* **AIM OF THE TASK**
Exactly reproduce the lines that follow.

* **INFORMATION SUPPLIED**
## BEGIN

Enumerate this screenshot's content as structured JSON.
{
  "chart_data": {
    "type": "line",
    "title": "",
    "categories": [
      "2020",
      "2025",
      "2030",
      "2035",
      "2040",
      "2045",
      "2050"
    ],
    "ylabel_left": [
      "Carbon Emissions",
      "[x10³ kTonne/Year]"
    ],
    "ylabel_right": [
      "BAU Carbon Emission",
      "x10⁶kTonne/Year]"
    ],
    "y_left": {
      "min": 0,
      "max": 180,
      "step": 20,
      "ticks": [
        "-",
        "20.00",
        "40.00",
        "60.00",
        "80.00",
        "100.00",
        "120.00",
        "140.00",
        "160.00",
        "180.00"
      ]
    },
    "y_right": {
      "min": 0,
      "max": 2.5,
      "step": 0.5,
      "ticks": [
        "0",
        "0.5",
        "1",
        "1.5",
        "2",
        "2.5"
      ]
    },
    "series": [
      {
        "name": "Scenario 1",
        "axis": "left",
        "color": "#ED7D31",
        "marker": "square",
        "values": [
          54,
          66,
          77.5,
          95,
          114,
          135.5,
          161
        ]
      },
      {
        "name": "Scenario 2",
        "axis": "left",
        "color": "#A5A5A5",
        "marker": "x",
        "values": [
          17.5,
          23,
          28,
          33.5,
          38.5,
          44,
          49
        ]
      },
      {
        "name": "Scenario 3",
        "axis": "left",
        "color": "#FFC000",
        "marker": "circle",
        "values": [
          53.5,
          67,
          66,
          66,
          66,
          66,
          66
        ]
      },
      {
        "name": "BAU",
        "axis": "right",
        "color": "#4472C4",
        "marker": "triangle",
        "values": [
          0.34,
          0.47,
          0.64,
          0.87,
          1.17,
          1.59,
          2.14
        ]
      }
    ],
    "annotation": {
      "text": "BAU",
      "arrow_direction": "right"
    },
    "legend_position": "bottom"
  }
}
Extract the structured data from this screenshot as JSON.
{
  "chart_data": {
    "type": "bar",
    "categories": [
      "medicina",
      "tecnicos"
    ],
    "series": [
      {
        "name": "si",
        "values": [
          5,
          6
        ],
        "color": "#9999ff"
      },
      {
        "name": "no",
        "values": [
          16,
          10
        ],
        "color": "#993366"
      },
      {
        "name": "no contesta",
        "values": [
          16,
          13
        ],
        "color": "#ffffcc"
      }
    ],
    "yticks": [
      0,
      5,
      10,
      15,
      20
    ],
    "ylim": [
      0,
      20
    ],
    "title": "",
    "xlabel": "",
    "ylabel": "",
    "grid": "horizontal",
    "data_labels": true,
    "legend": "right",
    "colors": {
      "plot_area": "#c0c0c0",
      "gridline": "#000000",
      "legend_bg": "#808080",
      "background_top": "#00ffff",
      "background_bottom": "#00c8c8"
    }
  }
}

## END

* **FINAL RESULT**
Enumerate this screenshot's content as structured JSON.
{
  "chart_data": {
    "type": "line",
    "title": "",
    "categories": [
      "2020",
      "2025",
      "2030",
      "2035",
      "2040",
      "2045",
      "2050"
    ],
    "ylabel_left": [
      "Carbon Emissions",
      "[x10³ kTonne/Year]"
    ],
    "ylabel_right": [
      "BAU Carbon Emission",
      "x10⁶kTonne/Year]"
    ],
    "y_left": {
      "min": 0,
      "max": 180,
      "step": 20,
      "ticks": [
        "-",
        "20.00",
        "40.00",
        "60.00",
        "80.00",
        "100.00",
        "120.00",
        "140.00",
        "160.00",
        "180.00"
      ]
    },
    "y_right": {
      "min": 0,
      "max": 2.5,
      "step": 0.5,
      "ticks": [
        "0",
        "0.5",
        "1",
        "1.5",
        "2",
        "2.5"
      ]
    },
    "series": [
      {
        "name": "Scenario 1",
        "axis": "left",
        "color": "#ED7D31",
        "marker": "square",
        "values": [
          54,
          66,
          77.5,
          95,
          114,
          135.5,
          161
        ]
      },
      {
        "name": "Scenario 2",
        "axis": "left",
        "color": "#A5A5A5",
        "marker": "x",
        "values": [
          17.5,
          23,
          28,
          33.5,
          38.5,
          44,
          49
        ]
      },
      {
        "name": "Scenario 3",
        "axis": "left",
        "color": "#FFC000",
        "marker": "circle",
        "values": [
          53.5,
          67,
          66,
          66,
          66,
          66,
          66
        ]
      },
      {
        "name": "BAU",
        "axis": "right",
        "color": "#4472C4",
        "marker": "triangle",
        "values": [
          0.34,
          0.47,
          0.64,
          0.87,
          1.17,
          1.59,
          2.14
        ]
      }
    ],
    "annotation": {
      "text": "BAU",
      "arrow_direction": "right"
    },
    "legend_position": "bottom"
  }
}
Extract the structured data from this screenshot as JSON.
{
  "chart_data": {
    "type": "bar",
    "categories": [
      "medicina",
      "tecnicos"
    ],
    "series": [
      {
        "name": "si",
        "values": [
          5,
          6
        ],
        "color": "#9999ff"
      },
      {
        "name": "no",
        "values": [
          16,
          10
        ],
        "color": "#993366"
      },
      {
        "name": "no contesta",
        "values": [
          16,
          13
        ],
        "color": "#ffffcc"
      }
    ],
    "yticks": [
      0,
      5,
      10,
      15,
      20
    ],
    "ylim": [
      0,
      20
    ],
    "title": "",
    "xlabel": "",
    "ylabel": "",
    "grid": "horizontal",
    "data_labels": true,
    "legend": "right",
    "colors": {
      "plot_area": "#c0c0c0",
      "gridline": "#000000",
      "legend_bg": "#808080",
      "background_top": "#00ffff",
      "background_bottom": "#00c8c8"
    }
  }
}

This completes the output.